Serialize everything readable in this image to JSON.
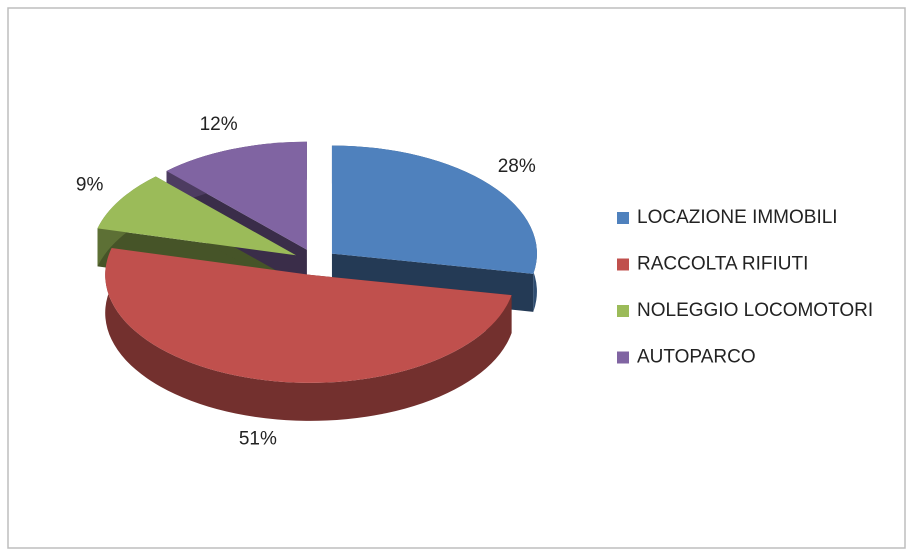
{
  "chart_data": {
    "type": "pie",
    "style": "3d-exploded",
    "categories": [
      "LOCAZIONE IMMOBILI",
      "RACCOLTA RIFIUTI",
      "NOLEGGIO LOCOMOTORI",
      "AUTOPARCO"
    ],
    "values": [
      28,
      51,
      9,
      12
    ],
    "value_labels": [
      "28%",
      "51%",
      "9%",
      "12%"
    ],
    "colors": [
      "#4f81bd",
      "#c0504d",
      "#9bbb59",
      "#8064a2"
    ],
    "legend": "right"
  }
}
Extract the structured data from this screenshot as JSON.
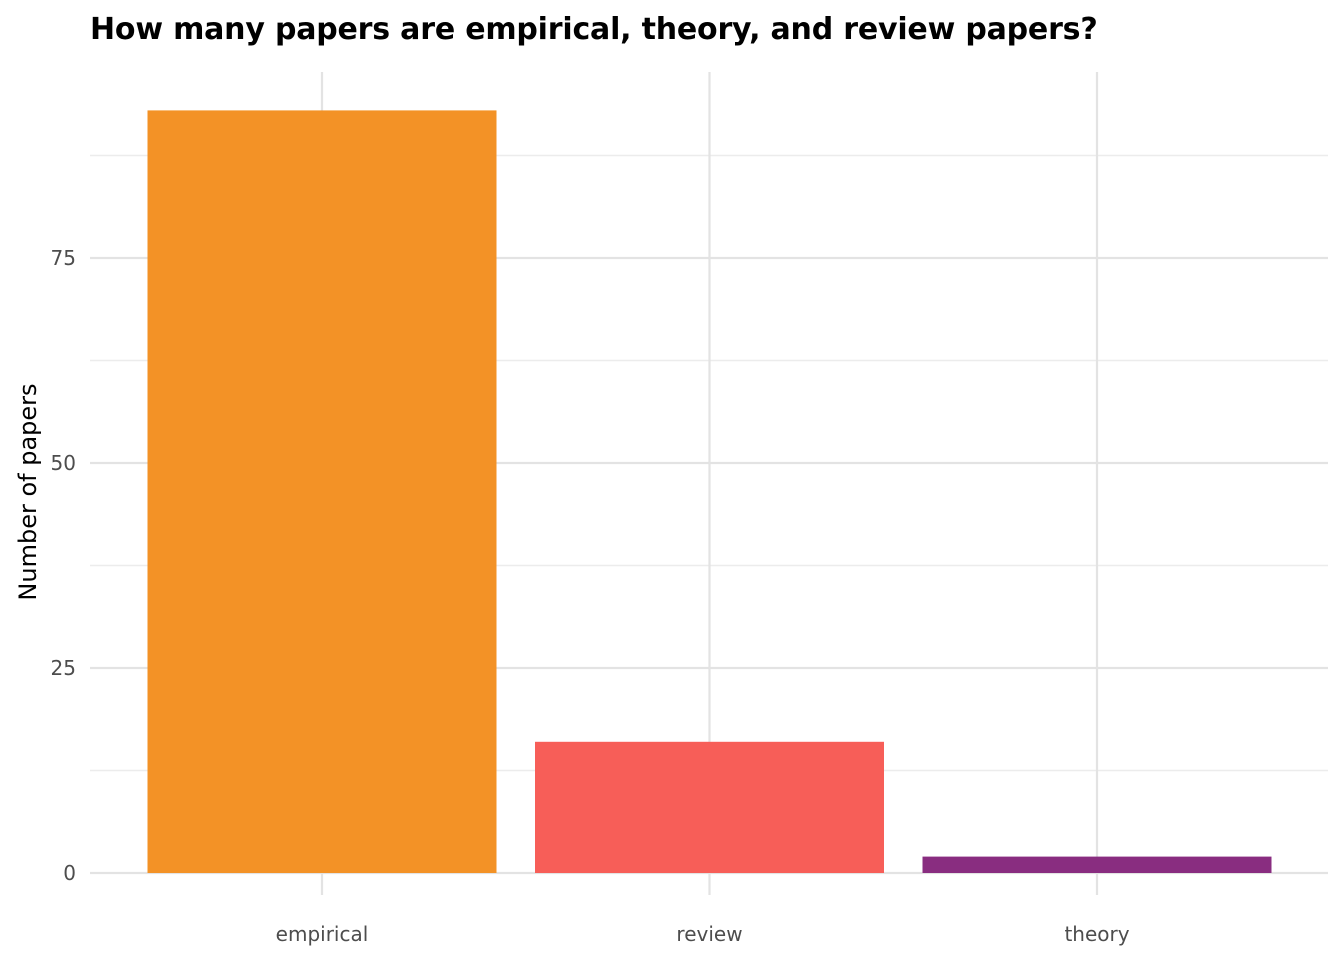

---

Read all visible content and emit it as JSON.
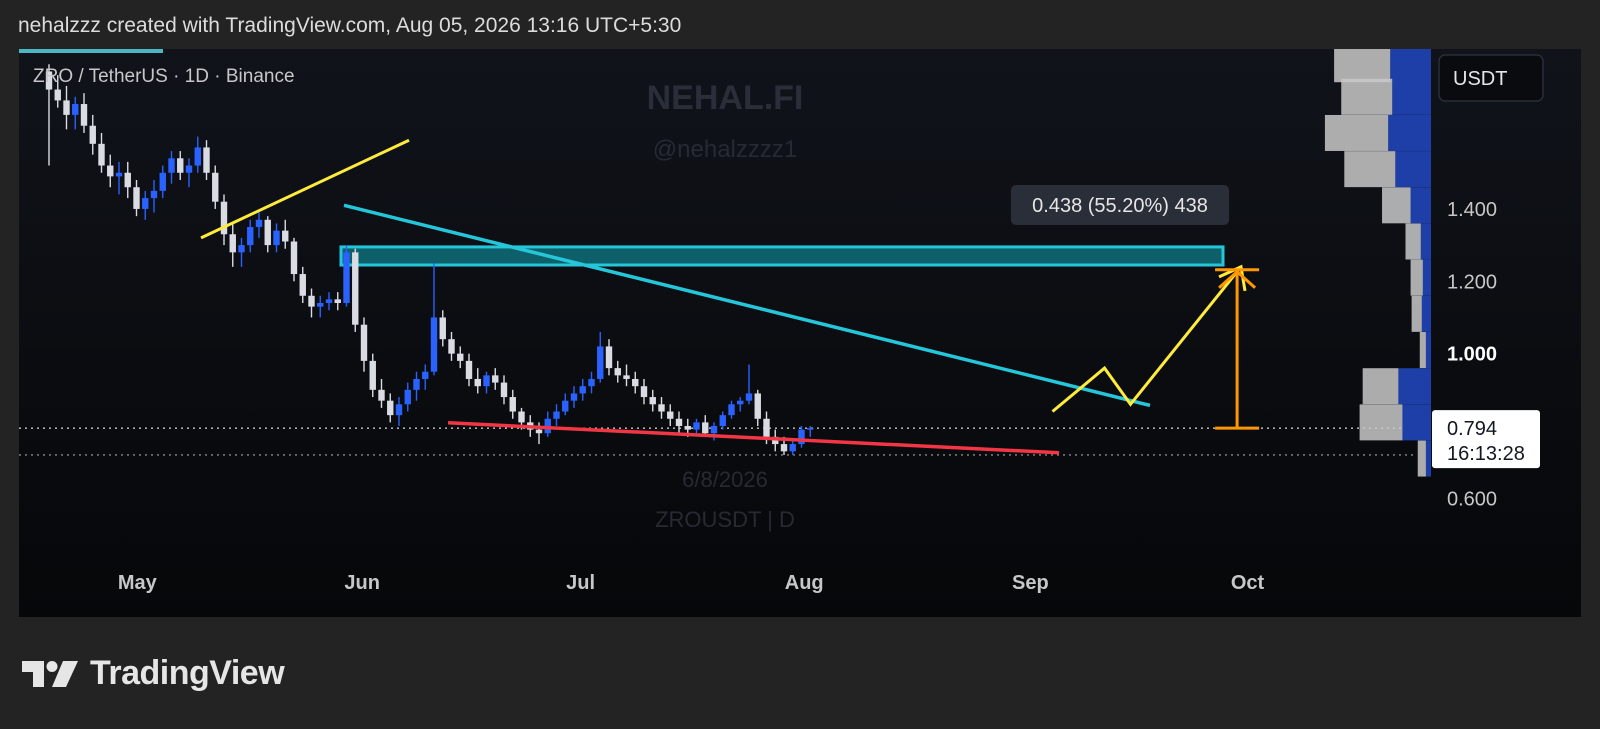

Exercise: Transcribe exactly the lines between the one containing "Serialize everything readable" and the one containing "Extract the structured", counting both ends. Pictures are not copied.

Worked answer:
Serialize everything readable in this image to JSON.
{
  "chart_data": {
    "type": "pie",
    "style": "3d-exploded",
    "categories": [
      "LOCAZIONE IMMOBILI",
      "RACCOLTA RIFIUTI",
      "NOLEGGIO LOCOMOTORI",
      "AUTOPARCO"
    ],
    "values": [
      28,
      51,
      9,
      12
    ],
    "value_labels": [
      "28%",
      "51%",
      "9%",
      "12%"
    ],
    "colors": [
      "#4f81bd",
      "#c0504d",
      "#9bbb59",
      "#8064a2"
    ],
    "legend": "right"
  }
}
Extract the structured data from this screenshot as JSON.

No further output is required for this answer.